### Текст для чтения
╔══

Убийством Цезаря не завершается схватка с тиранией. Республиканцы сталкиваются с Антонием. У мейнингенцев в новом властелине Антонии — триумф цезаризма. Чисто реалистическая, шекспировская сложность характера Антония игнорируется. На что и указывало «Открытое письмо» Немировича-Данченко: «Этот хитрый, талантливый практик… явился у мейнингенцев великим благородным юношей. В сценическом отношении это очень выгодно: стоит ли копаться в целой пропасти оттенков характера, когда идеализация так захватывает сердца легкомысленных зрителей…».

Спор с мейнингенцами он продолжит через 18 лет, уже не на газетном листе, а на сцене Художественного театра, в своей постановке «Юлий Цезарь».

Его режиссуре будет свойственно умение выявлять оттенки характера.

VI

Немирович свидетельствует: в восьмидесятые годы XIX века молодыми умами владел Н. К. Михайловский, чтивший народ и порицавший стремление к наживе и карьере.

В романе «На литературных хлебах» Тростников словно цитирует Михайловского: «Народ — задача всякого писателя… Если вы честный человек — сюжеты явятся. Если же все ваши желания сводятся к тому, чтобы иметь своих лошадей да коляску на шепоте, — так вы лучше бросьте литературу. В этом случае, кроме подлости, ничего не напишете»[23].

Стоит сейчас прочитать фельетон Михайловского о тех, кто натравлял русский народ на русскую интеллигенцию — о «медных лбах», делающих карьеру на «якобы патриотизме»[24], чтобы понять эту власть над молодыми умами[25].

{20} О драме «Честь» Немирович-Данченко судит «по-Михайловскому»: «Не хорошо отказываться от своего понятия о чести, хотя бы и условного, ради земных благ. От этого недалеко до полного индифферентизма, до совершенной атрофии отзывчивости к истинно благородным порывам»[26].

Увы! Пройдет несколько лет, и на его глазах «истинно благородные порывы», запугивание «индифферентизмом» — все эти и другие заклинания превратятся в выхолощенные, избитые фразы.

В конце концов Немирович-Данченко отойдет от либерально-народнической критики. Но и тогда мнения о Михайловском не изменит («на сажень умнее всех нас»). А приглашение печататься в «Русском богатстве» сочтет за честь.

К 1901 году литературный авторитет Михайловского потускнел. Горький поздравлял Леонида Андреева так: «Говорят, Н. К. Михайловский сам написал о тебе. Это, товарищ, не со всяким случается. И хотя со мной случилось, но — не особенно благоприятно для меня. Голос Николая Константиновича — как это ни смешно и ни нелепо, не естественно — плохо слышен теперь, но он сам человек заслуживающий и т. д.».

Высказывания Немировича-Данченко о Викторе Гюго, Золя, Мопассане, Чехове, романтизме и реализме, в сущности, направлены против Михайловского.

╚══

### Сохраненные записи
╔══

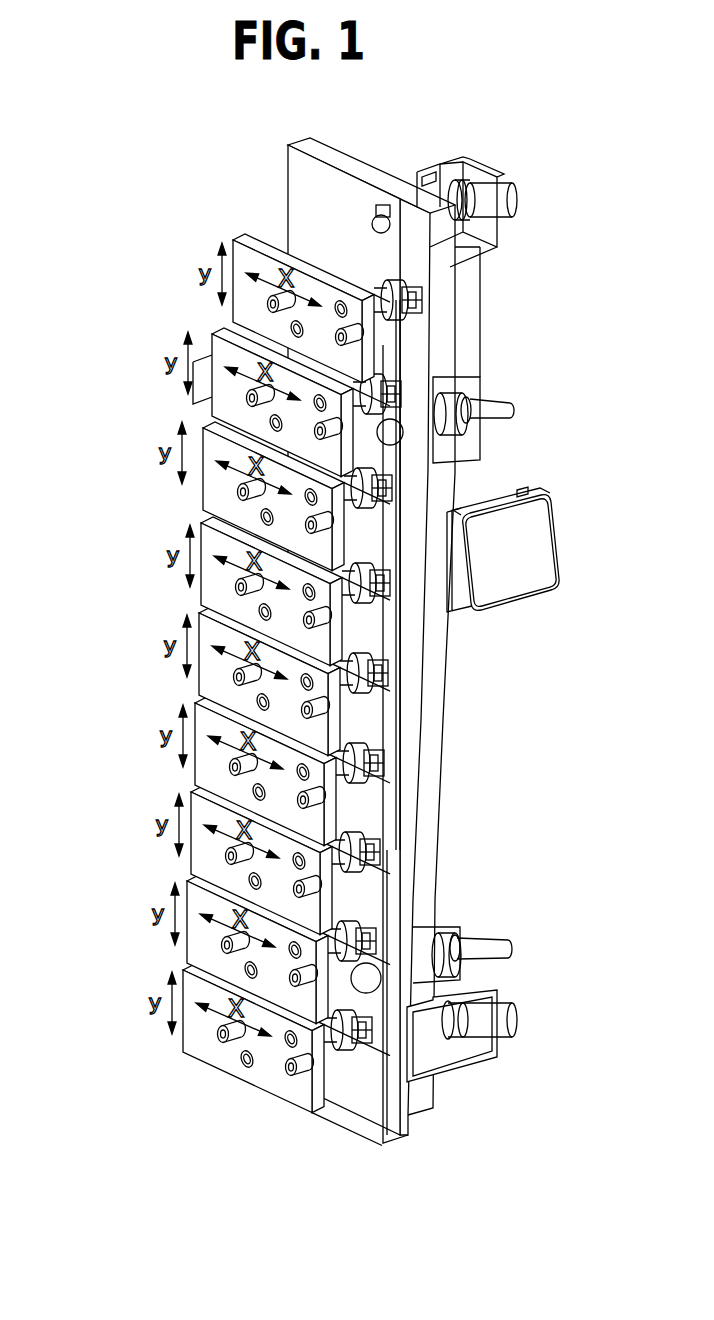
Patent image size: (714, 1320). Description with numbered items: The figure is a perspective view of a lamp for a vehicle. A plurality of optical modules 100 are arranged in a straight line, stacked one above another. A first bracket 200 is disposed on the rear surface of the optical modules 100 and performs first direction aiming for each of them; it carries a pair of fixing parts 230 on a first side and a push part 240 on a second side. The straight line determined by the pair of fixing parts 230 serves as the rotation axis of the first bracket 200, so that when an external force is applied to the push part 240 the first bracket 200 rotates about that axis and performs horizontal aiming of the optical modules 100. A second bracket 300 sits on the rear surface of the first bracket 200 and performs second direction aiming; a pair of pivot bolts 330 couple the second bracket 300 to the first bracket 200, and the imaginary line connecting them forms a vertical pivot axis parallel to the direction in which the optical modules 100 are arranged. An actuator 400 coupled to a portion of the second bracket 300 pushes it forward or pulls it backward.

The optical modules 100 is at (248, 252).
The first bracket 200 is at (328, 1143).
The fixing parts 230 is at (497, 403).
The push part 240 is at (198, 398).
The second bracket 300 is at (428, 1124).
The pivot bolts 330 is at (512, 195).
The actuator 400 is at (528, 477).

╚══

### Условия заданий
#1 Перескажите текст о Немировиче-Данченко и Михайловском в двух предложениях.
#2 Ответьте на вопросы по тексту о Немировиче-Данченко и Михайловском:
(a) Через сколько лет Немирович-Данченко продолжит спор с мейнингенцами на сцене?
(b) Кто, по свидетельству Немировича, владел молодыми умами в восьмидесятые годы XIX века?
(c) К какому году потускнел литературный авторитет Михайловского?

### Решения заданий
#1 Немирович-Данченко в «Открытом письме» упрекал мейнингенцев в том, что они игнорировали сложность характера Антония, а через 18 лет продолжил этот спор на сцене Художественного театра в своей постановке «Юлий Цезарь». В восьмидесятые годы XIX века молодыми умами владел Н. К. Михайловский, и хотя Немирович-Данченко в конце концов отошел от либерально-народнической критики, мнения о Михайловском он не изменил.

#2
(a) Через 18 лет.
(b) Н. К. Михайловский.
(c) К 1901 году.